___ DATA SHOWN
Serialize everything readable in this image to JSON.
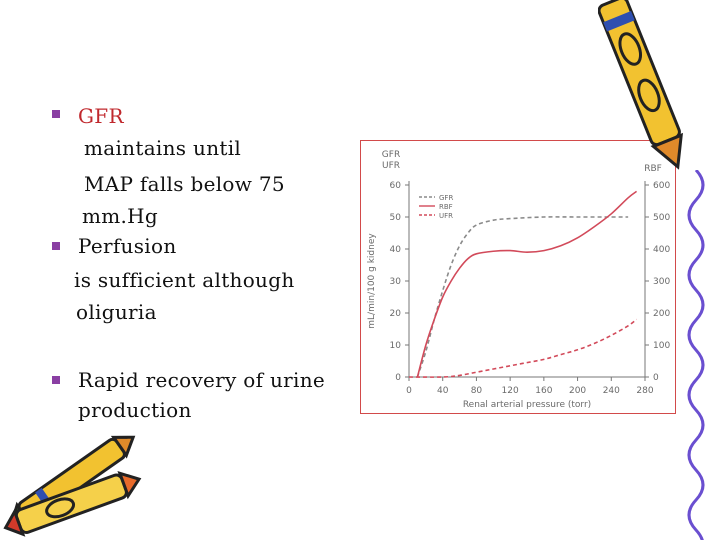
{
  "bullets": [
    {
      "lines": [
        {
          "text": "GFR",
          "red": true
        },
        {
          "text": "maintains until"
        },
        {
          "text": "MAP falls below 75"
        },
        {
          "text": "mm.Hg"
        }
      ]
    },
    {
      "lines": [
        {
          "text": "Perfusion"
        },
        {
          "text": "is sufficient although"
        },
        {
          "text": "oliguria"
        }
      ]
    },
    {
      "lines": [
        {
          "text": "Rapid recovery of urine"
        },
        {
          "text": "production"
        }
      ]
    }
  ],
  "chart_data": {
    "type": "line",
    "title": "",
    "xlabel": "Renal arterial pressure (torr)",
    "ylabel": "mL/min/100 g kidney",
    "left_axis_title": [
      "GFR",
      "UFR"
    ],
    "right_axis_title": "RBF",
    "xlim": [
      0,
      280
    ],
    "ylim_left": [
      0,
      60
    ],
    "ylim_right": [
      0,
      600
    ],
    "x_ticks": [
      0,
      40,
      80,
      120,
      160,
      200,
      240,
      280
    ],
    "y_left_ticks": [
      0,
      10,
      20,
      30,
      40,
      50,
      60
    ],
    "y_right_ticks": [
      0,
      100,
      200,
      300,
      400,
      500,
      600
    ],
    "legend_position": "top-left",
    "legend": [
      "GFR",
      "RBF",
      "UFR"
    ],
    "series": [
      {
        "name": "GFR",
        "style": "dashed",
        "color": "#8a8a8a",
        "axis": "left",
        "points": [
          [
            10,
            0
          ],
          [
            20,
            8
          ],
          [
            30,
            18
          ],
          [
            40,
            27
          ],
          [
            50,
            35
          ],
          [
            60,
            41
          ],
          [
            70,
            45
          ],
          [
            80,
            47.5
          ],
          [
            100,
            49
          ],
          [
            120,
            49.5
          ],
          [
            160,
            50
          ],
          [
            200,
            50
          ],
          [
            240,
            50
          ],
          [
            260,
            50
          ]
        ]
      },
      {
        "name": "RBF",
        "style": "solid",
        "color": "#d24a5a",
        "axis": "right",
        "points": [
          [
            10,
            0
          ],
          [
            20,
            100
          ],
          [
            30,
            180
          ],
          [
            40,
            250
          ],
          [
            50,
            300
          ],
          [
            60,
            340
          ],
          [
            70,
            370
          ],
          [
            80,
            385
          ],
          [
            100,
            393
          ],
          [
            120,
            395
          ],
          [
            140,
            390
          ],
          [
            160,
            395
          ],
          [
            180,
            410
          ],
          [
            200,
            435
          ],
          [
            220,
            470
          ],
          [
            240,
            510
          ],
          [
            260,
            560
          ],
          [
            270,
            580
          ]
        ]
      },
      {
        "name": "UFR",
        "style": "dashed",
        "color": "#d24a5a",
        "axis": "left",
        "points": [
          [
            0,
            0
          ],
          [
            40,
            0
          ],
          [
            60,
            0.5
          ],
          [
            80,
            1.5
          ],
          [
            100,
            2.5
          ],
          [
            120,
            3.5
          ],
          [
            140,
            4.5
          ],
          [
            160,
            5.5
          ],
          [
            180,
            7
          ],
          [
            200,
            8.5
          ],
          [
            220,
            10.5
          ],
          [
            240,
            13
          ],
          [
            260,
            16
          ],
          [
            270,
            18
          ]
        ]
      }
    ]
  }
}
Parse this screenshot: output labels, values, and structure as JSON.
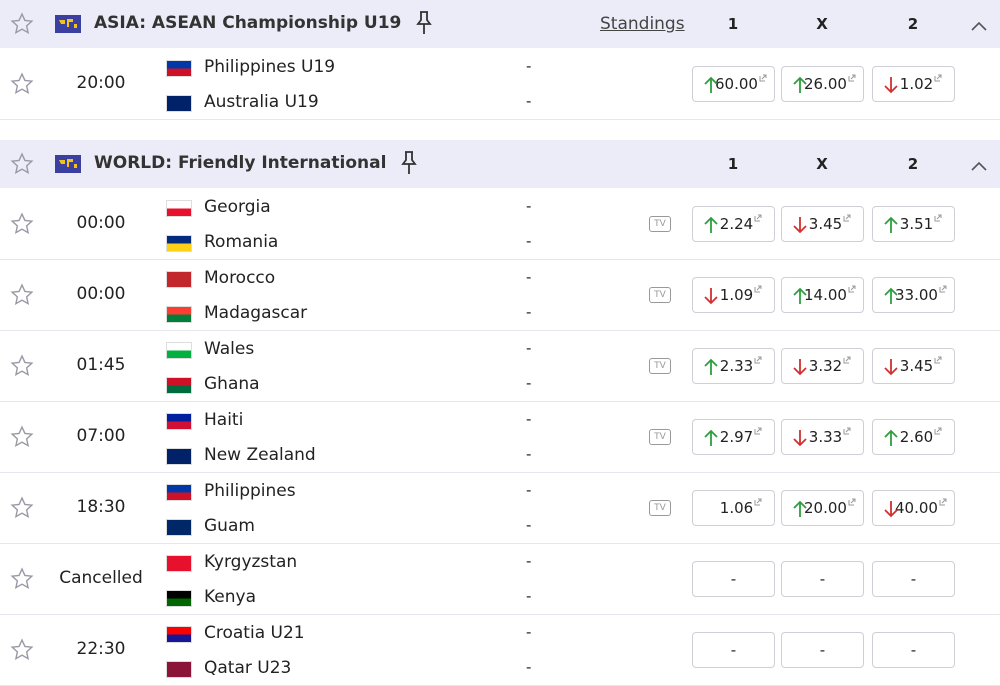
______
YOUR OBJECTIVE: Reproduce the material above in full and without alteration, but skip all pictures.

TASK RESULT:
Serialize everything readable in this image to JSON.
{
  "bullets": [
    {
      "lines": [
        {
          "text": "GFR",
          "red": true
        },
        {
          "text": "maintains until"
        },
        {
          "text": "MAP falls below 75"
        },
        {
          "text": "mm.Hg"
        }
      ]
    },
    {
      "lines": [
        {
          "text": "Perfusion"
        },
        {
          "text": "is sufficient although"
        },
        {
          "text": "oliguria"
        }
      ]
    },
    {
      "lines": [
        {
          "text": "Rapid recovery of urine"
        },
        {
          "text": "production"
        }
      ]
    }
  ],
  "chart_data": {
    "type": "line",
    "title": "",
    "xlabel": "Renal arterial pressure (torr)",
    "ylabel": "mL/min/100 g kidney",
    "left_axis_title": [
      "GFR",
      "UFR"
    ],
    "right_axis_title": "RBF",
    "xlim": [
      0,
      280
    ],
    "ylim_left": [
      0,
      60
    ],
    "ylim_right": [
      0,
      600
    ],
    "x_ticks": [
      0,
      40,
      80,
      120,
      160,
      200,
      240,
      280
    ],
    "y_left_ticks": [
      0,
      10,
      20,
      30,
      40,
      50,
      60
    ],
    "y_right_ticks": [
      0,
      100,
      200,
      300,
      400,
      500,
      600
    ],
    "legend_position": "top-left",
    "legend": [
      "GFR",
      "RBF",
      "UFR"
    ],
    "series": [
      {
        "name": "GFR",
        "style": "dashed",
        "color": "#8a8a8a",
        "axis": "left",
        "points": [
          [
            10,
            0
          ],
          [
            20,
            8
          ],
          [
            30,
            18
          ],
          [
            40,
            27
          ],
          [
            50,
            35
          ],
          [
            60,
            41
          ],
          [
            70,
            45
          ],
          [
            80,
            47.5
          ],
          [
            100,
            49
          ],
          [
            120,
            49.5
          ],
          [
            160,
            50
          ],
          [
            200,
            50
          ],
          [
            240,
            50
          ],
          [
            260,
            50
          ]
        ]
      },
      {
        "name": "RBF",
        "style": "solid",
        "color": "#d24a5a",
        "axis": "right",
        "points": [
          [
            10,
            0
          ],
          [
            20,
            100
          ],
          [
            30,
            180
          ],
          [
            40,
            250
          ],
          [
            50,
            300
          ],
          [
            60,
            340
          ],
          [
            70,
            370
          ],
          [
            80,
            385
          ],
          [
            100,
            393
          ],
          [
            120,
            395
          ],
          [
            140,
            390
          ],
          [
            160,
            395
          ],
          [
            180,
            410
          ],
          [
            200,
            435
          ],
          [
            220,
            470
          ],
          [
            240,
            510
          ],
          [
            260,
            560
          ],
          [
            270,
            580
          ]
        ]
      },
      {
        "name": "UFR",
        "style": "dashed",
        "color": "#d24a5a",
        "axis": "left",
        "points": [
          [
            0,
            0
          ],
          [
            40,
            0
          ],
          [
            60,
            0.5
          ],
          [
            80,
            1.5
          ],
          [
            100,
            2.5
          ],
          [
            120,
            3.5
          ],
          [
            140,
            4.5
          ],
          [
            160,
            5.5
          ],
          [
            180,
            7
          ],
          [
            200,
            8.5
          ],
          [
            220,
            10.5
          ],
          [
            240,
            13
          ],
          [
            260,
            16
          ],
          [
            270,
            18
          ]
        ]
      }
    ]
  }
}
Parse this screenshot: output labels, values, and structure as JSON.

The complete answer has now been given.